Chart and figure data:

** Start **

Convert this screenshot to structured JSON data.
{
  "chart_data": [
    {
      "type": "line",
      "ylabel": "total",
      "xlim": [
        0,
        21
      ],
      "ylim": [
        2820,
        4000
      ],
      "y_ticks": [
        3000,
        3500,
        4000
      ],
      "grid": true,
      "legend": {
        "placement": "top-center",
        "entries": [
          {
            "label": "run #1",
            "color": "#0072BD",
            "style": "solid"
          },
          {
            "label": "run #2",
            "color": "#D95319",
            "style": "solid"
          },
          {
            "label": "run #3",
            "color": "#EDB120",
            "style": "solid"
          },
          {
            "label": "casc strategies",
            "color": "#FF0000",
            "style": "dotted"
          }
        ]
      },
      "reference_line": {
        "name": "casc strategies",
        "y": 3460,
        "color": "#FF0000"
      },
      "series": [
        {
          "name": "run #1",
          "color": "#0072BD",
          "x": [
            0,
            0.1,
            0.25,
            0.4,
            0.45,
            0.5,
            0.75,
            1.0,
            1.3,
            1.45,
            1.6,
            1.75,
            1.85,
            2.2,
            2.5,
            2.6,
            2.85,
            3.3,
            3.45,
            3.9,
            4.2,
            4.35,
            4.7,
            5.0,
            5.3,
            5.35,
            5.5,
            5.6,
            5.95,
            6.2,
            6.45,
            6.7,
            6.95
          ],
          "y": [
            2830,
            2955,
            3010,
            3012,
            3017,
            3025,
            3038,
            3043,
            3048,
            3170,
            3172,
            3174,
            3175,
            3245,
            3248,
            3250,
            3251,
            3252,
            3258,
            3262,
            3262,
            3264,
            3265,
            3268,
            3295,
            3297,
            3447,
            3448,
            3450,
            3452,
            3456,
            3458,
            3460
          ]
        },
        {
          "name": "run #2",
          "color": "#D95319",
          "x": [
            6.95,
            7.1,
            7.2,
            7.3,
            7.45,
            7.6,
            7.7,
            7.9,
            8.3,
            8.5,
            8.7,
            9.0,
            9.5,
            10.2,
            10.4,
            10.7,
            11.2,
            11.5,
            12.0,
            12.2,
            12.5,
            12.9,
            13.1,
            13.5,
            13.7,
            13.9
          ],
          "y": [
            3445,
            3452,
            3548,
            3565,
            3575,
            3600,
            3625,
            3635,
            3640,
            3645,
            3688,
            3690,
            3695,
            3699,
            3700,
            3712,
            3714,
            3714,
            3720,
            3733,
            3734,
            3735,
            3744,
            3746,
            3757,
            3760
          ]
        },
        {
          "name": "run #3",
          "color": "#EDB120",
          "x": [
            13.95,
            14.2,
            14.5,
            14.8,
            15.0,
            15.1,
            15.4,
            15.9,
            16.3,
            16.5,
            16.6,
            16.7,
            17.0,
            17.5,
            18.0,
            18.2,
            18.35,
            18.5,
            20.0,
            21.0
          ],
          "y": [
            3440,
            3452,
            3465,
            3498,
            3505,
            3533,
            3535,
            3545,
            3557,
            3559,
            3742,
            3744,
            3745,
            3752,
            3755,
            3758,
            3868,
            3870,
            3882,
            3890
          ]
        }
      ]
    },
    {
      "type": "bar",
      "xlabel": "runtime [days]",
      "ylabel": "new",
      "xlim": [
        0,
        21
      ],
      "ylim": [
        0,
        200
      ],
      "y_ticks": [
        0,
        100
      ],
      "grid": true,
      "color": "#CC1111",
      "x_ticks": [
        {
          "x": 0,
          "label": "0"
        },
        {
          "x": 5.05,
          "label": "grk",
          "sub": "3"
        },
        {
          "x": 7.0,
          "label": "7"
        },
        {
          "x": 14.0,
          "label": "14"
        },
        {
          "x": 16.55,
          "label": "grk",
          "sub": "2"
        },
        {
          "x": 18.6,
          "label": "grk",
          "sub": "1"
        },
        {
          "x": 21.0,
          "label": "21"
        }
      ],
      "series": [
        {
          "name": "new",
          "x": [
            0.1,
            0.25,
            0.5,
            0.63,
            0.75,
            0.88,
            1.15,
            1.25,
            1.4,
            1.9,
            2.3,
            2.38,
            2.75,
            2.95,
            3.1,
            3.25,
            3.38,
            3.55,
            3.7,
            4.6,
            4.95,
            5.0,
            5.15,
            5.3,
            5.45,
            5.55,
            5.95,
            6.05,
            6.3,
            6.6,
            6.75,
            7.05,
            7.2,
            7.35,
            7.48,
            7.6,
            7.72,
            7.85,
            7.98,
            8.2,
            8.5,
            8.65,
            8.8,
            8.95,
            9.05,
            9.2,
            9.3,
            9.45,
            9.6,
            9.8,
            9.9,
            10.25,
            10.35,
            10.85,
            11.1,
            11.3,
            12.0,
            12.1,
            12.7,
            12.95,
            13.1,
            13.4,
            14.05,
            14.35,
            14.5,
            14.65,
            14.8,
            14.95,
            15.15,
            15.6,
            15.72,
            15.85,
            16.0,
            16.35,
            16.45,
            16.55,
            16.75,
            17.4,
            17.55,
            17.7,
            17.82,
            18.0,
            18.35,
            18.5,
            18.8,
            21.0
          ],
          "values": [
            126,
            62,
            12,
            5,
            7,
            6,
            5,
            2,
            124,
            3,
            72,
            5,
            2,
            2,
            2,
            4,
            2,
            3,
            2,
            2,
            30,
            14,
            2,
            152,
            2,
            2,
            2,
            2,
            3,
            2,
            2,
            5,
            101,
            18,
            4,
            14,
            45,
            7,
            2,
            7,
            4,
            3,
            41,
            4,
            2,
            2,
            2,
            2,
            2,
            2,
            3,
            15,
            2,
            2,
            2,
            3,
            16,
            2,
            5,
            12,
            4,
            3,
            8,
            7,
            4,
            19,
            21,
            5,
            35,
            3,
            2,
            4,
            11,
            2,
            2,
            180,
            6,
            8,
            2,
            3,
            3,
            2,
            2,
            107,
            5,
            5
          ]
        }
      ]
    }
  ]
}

** End **

### EXERCISE
Across the entries above, how many lines contain "name"? Provide only the count.

### SOLUTION
5